§ **Stored entries**:
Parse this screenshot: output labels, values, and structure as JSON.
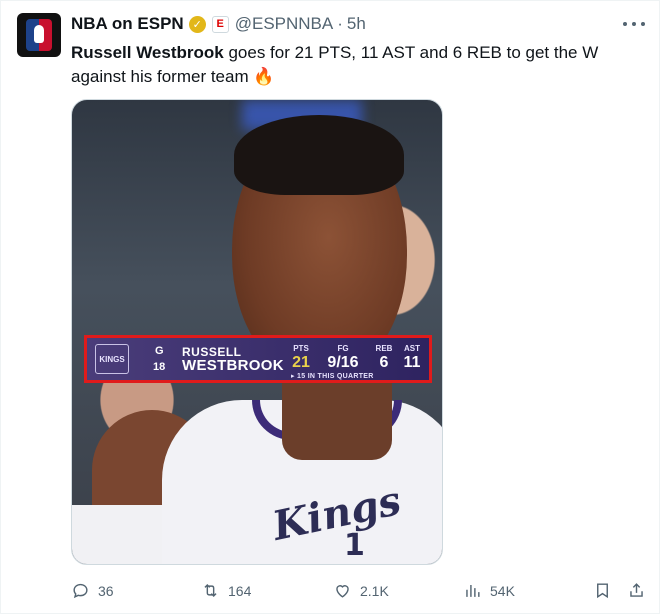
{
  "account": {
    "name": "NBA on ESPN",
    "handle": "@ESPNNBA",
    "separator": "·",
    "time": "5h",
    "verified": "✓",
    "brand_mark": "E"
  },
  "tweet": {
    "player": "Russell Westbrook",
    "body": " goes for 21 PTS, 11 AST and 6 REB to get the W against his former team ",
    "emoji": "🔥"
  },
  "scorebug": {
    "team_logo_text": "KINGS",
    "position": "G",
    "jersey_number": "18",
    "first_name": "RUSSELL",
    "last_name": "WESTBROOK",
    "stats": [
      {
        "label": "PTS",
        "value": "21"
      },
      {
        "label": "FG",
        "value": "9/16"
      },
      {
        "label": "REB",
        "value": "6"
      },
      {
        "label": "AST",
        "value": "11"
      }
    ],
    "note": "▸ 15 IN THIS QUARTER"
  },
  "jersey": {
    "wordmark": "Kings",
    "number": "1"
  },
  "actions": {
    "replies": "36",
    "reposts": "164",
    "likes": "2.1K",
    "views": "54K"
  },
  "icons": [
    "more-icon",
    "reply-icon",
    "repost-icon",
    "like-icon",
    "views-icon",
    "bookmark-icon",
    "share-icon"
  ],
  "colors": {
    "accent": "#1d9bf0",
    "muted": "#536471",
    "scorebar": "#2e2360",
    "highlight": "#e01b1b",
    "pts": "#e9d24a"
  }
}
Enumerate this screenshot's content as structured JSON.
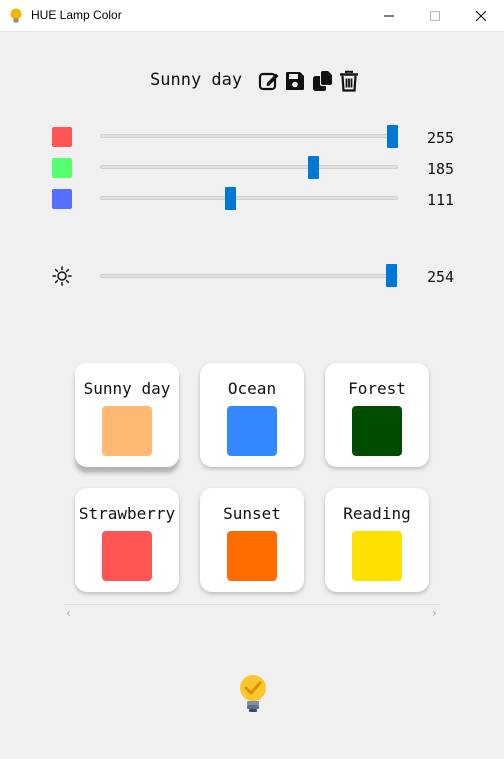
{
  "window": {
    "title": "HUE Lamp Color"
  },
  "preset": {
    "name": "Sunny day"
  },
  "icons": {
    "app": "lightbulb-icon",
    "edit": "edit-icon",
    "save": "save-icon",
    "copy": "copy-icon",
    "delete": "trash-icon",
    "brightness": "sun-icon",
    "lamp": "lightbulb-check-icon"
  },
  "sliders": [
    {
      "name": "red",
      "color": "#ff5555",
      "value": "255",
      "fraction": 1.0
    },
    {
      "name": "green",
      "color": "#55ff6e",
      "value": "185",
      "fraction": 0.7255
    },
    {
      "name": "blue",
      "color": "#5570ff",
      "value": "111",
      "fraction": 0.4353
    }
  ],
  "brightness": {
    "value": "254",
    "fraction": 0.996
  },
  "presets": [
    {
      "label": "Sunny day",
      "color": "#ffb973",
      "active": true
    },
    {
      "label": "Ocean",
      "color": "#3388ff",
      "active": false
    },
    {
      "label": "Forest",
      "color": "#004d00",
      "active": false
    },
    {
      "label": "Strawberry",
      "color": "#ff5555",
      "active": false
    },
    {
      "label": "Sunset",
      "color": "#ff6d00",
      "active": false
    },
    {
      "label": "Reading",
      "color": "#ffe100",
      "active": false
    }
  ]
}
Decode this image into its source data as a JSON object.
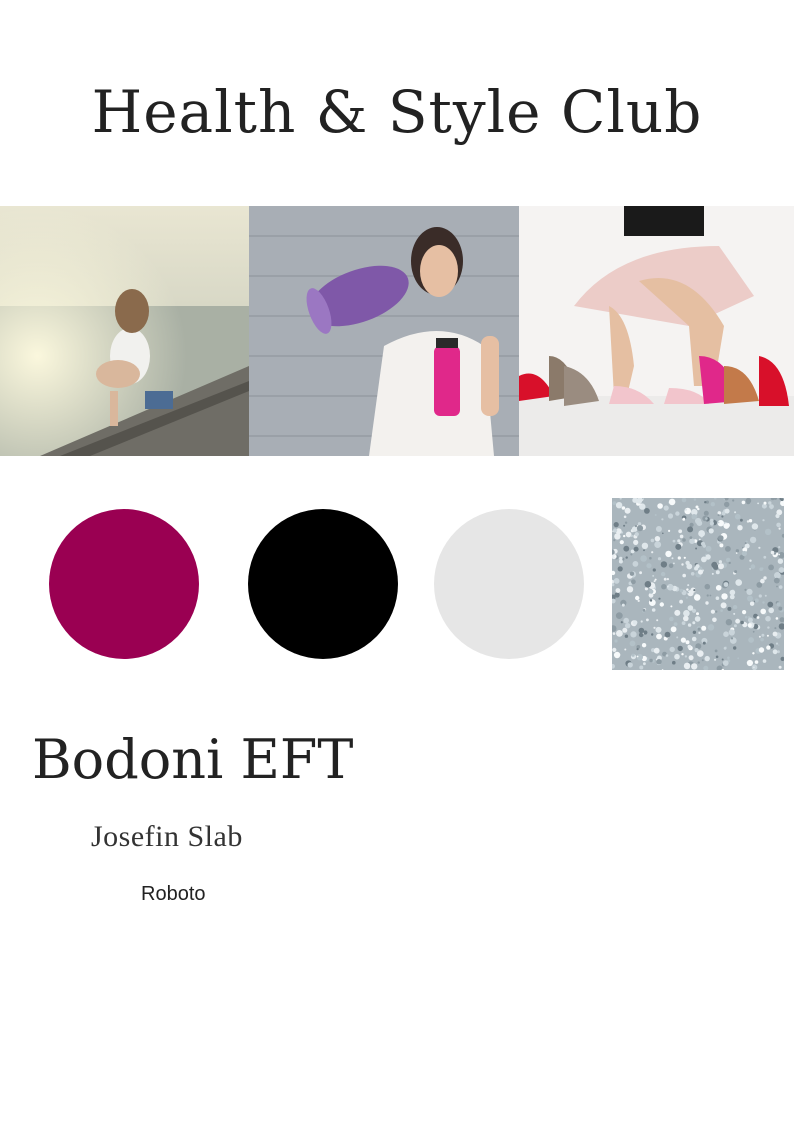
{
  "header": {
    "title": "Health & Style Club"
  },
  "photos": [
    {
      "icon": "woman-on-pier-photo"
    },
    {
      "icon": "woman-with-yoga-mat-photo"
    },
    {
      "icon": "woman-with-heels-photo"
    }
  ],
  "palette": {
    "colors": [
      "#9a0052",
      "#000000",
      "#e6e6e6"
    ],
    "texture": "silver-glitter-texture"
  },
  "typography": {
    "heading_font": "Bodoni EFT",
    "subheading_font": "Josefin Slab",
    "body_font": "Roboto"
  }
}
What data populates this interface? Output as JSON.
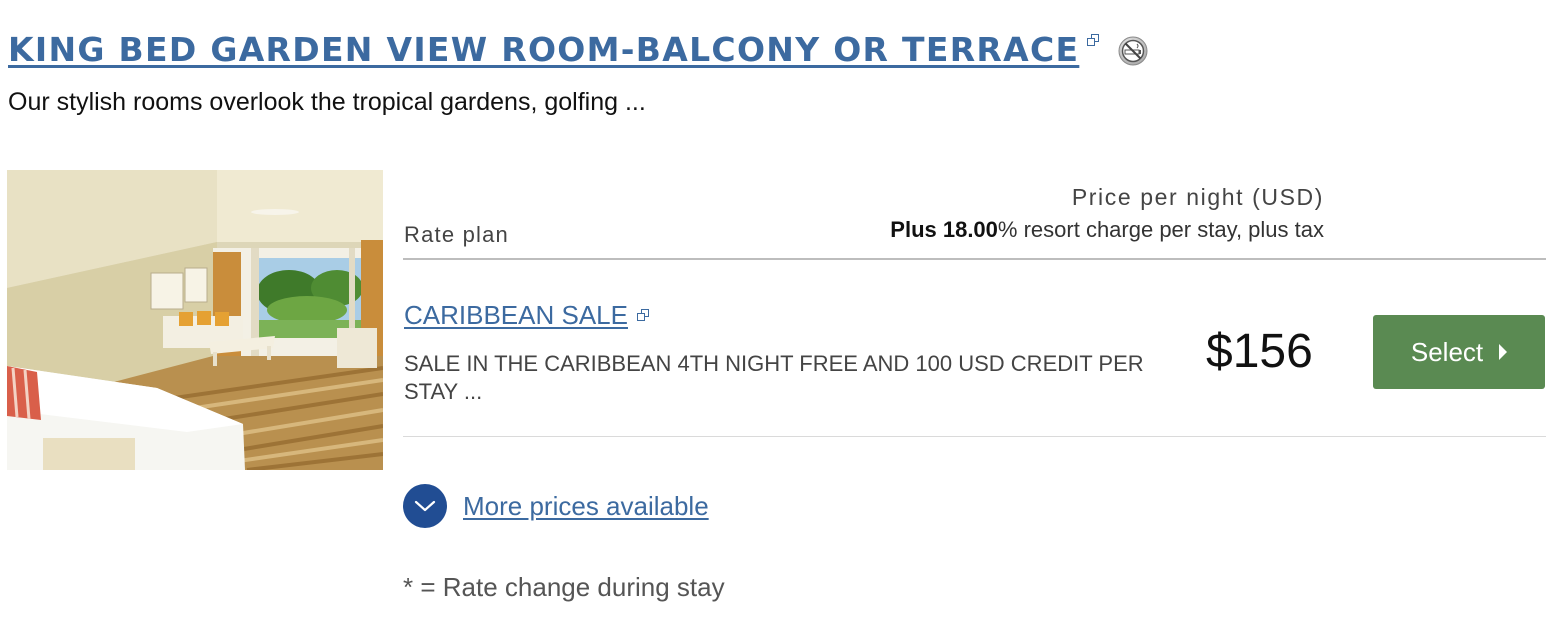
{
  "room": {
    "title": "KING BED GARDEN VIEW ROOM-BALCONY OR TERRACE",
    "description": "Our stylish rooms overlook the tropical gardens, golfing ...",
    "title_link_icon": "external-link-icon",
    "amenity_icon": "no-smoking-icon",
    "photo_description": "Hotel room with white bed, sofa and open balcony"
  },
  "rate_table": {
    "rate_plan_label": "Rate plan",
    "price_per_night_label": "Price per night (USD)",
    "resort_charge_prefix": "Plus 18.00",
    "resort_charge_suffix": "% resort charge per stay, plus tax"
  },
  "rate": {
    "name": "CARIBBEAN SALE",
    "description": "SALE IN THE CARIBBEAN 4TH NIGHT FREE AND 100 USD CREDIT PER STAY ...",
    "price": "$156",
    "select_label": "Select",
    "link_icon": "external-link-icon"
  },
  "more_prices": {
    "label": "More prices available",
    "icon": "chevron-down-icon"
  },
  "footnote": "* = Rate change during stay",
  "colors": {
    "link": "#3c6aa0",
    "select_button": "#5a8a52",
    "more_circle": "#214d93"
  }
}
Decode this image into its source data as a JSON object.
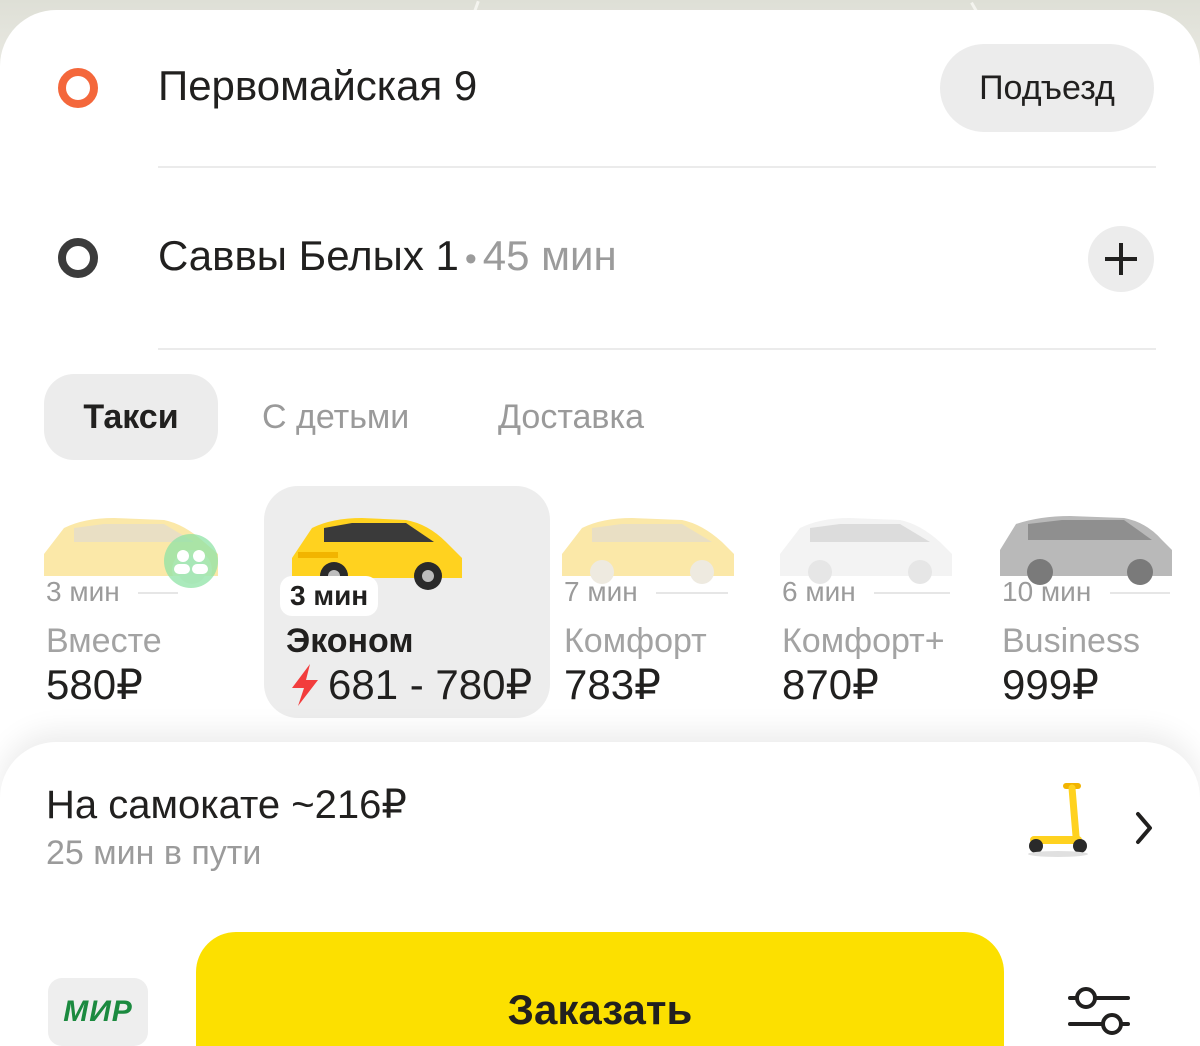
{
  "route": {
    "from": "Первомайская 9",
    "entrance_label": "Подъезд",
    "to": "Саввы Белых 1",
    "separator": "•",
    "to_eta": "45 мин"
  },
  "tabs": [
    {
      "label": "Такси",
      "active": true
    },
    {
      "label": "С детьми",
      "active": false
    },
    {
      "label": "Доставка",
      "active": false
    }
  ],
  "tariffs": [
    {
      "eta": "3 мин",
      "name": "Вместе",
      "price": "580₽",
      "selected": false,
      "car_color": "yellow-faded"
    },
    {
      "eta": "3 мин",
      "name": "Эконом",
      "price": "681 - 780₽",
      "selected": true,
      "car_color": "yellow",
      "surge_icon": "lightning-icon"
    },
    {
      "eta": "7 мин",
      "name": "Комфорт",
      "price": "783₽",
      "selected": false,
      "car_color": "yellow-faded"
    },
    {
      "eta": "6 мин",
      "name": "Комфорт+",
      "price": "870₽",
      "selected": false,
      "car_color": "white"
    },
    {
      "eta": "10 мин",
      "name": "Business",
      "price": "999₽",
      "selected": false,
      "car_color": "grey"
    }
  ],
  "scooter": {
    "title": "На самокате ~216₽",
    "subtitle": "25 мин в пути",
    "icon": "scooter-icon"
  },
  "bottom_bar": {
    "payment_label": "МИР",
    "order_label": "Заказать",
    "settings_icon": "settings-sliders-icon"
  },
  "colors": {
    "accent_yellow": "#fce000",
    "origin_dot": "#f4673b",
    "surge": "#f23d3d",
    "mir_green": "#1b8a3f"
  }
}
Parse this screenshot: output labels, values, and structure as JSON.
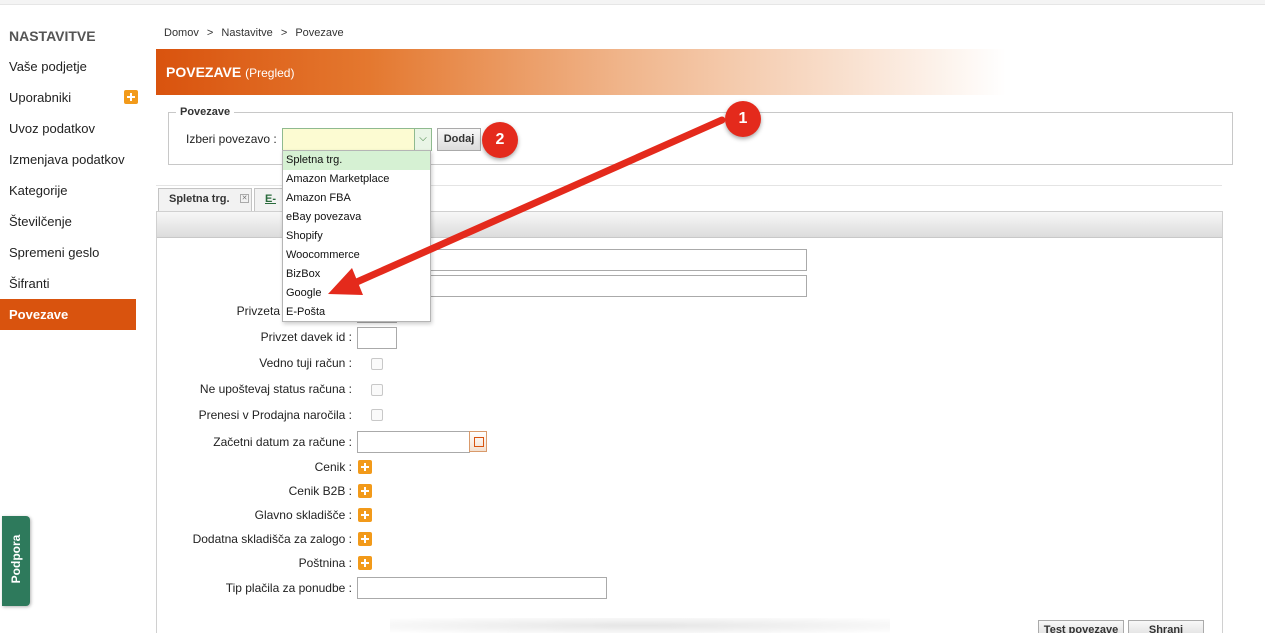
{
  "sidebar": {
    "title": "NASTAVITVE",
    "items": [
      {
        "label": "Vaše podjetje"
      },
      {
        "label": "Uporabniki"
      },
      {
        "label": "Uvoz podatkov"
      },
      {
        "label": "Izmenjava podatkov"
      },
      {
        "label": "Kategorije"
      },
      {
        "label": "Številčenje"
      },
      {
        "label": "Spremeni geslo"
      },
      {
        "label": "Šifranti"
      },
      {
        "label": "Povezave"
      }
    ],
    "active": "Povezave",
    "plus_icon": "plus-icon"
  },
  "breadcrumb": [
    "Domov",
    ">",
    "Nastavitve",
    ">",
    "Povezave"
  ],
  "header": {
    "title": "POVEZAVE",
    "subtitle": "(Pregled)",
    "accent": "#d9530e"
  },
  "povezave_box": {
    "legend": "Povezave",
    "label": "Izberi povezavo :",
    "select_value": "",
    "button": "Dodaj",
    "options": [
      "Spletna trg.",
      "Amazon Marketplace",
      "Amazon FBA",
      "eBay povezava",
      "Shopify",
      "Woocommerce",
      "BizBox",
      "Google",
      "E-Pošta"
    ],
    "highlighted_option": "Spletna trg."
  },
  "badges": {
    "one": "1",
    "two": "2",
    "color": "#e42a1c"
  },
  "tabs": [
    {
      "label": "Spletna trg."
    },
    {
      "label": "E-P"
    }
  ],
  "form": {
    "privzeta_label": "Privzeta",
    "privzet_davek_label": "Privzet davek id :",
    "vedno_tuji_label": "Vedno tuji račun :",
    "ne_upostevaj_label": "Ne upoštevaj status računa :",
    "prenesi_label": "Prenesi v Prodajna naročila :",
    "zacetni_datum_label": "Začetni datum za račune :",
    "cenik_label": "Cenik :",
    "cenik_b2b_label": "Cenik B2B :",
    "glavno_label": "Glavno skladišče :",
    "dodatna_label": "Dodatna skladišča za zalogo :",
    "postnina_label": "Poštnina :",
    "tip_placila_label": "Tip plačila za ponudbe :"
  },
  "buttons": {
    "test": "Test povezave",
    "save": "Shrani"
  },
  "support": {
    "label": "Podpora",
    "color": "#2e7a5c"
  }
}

§ **INSTRUCTION**: Identify every line above with the string "external" in it. Copy those lines.

§ **THE OUTPUT**:
    "title_link_icon": "external-link-icon",
    "link_icon": "external-link-icon"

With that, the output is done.